▸ Directive:
Show each line of the data below that has the string "Values" in it.
•••••
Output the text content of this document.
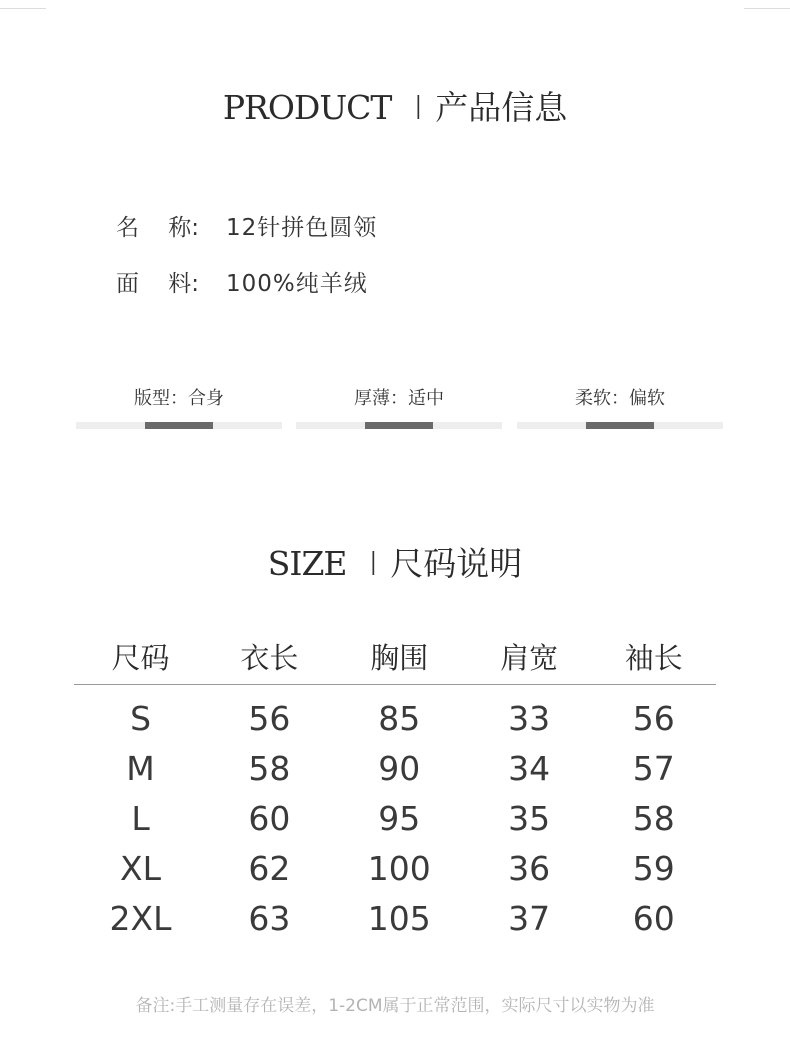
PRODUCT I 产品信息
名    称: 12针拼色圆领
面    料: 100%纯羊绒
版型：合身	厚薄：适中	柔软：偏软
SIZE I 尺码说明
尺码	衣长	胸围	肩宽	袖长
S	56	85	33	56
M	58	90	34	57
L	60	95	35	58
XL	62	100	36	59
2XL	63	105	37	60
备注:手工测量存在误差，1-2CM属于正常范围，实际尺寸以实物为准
•••••
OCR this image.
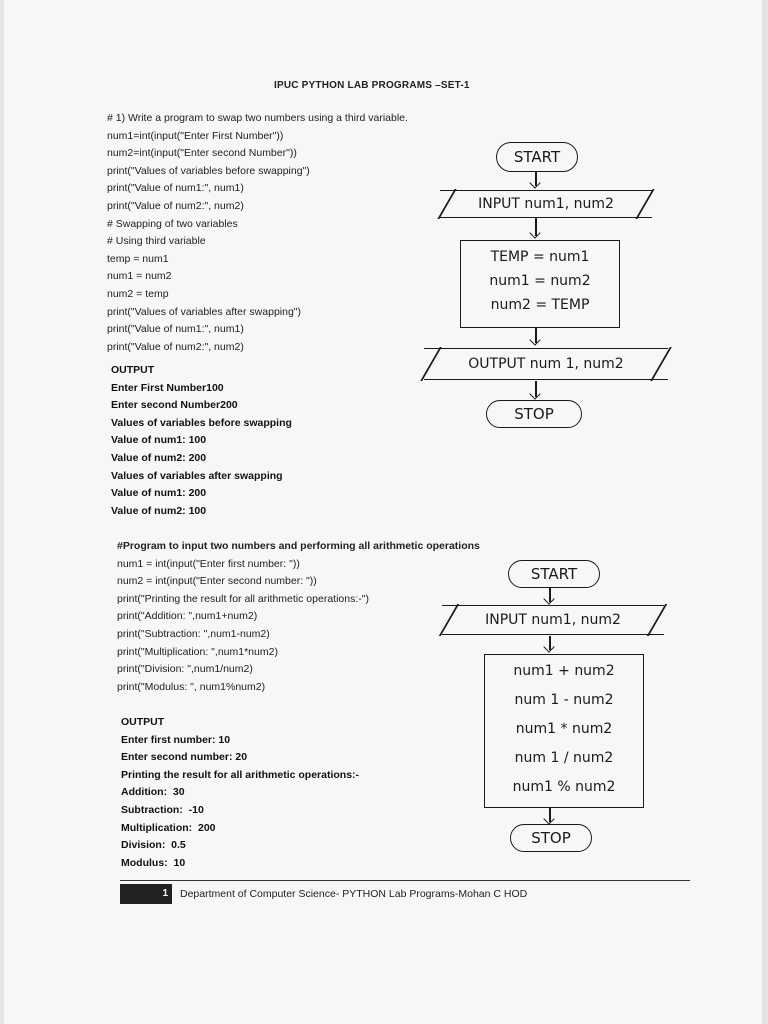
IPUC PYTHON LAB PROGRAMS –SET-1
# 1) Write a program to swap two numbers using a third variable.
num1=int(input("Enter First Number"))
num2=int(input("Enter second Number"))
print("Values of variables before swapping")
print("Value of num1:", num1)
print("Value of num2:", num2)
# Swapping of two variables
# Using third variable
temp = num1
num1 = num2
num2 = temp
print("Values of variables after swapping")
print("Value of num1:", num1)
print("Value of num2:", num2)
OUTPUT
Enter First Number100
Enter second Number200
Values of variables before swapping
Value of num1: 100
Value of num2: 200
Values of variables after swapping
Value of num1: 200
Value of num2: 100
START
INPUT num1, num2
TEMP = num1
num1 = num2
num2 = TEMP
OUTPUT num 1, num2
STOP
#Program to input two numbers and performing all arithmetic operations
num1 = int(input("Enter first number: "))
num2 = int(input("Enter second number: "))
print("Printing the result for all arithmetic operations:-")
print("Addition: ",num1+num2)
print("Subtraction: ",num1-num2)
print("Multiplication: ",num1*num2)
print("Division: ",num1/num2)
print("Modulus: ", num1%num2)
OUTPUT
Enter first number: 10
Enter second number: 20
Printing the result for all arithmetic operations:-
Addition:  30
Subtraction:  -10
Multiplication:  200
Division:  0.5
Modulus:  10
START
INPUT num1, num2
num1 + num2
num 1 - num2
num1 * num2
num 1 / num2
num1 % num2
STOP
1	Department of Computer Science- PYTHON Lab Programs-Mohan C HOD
•••••
▸ The result:
print("Values of variables before swapping")
print("Values of variables after swapping")
Values of variables before swapping
Values of variables after swapping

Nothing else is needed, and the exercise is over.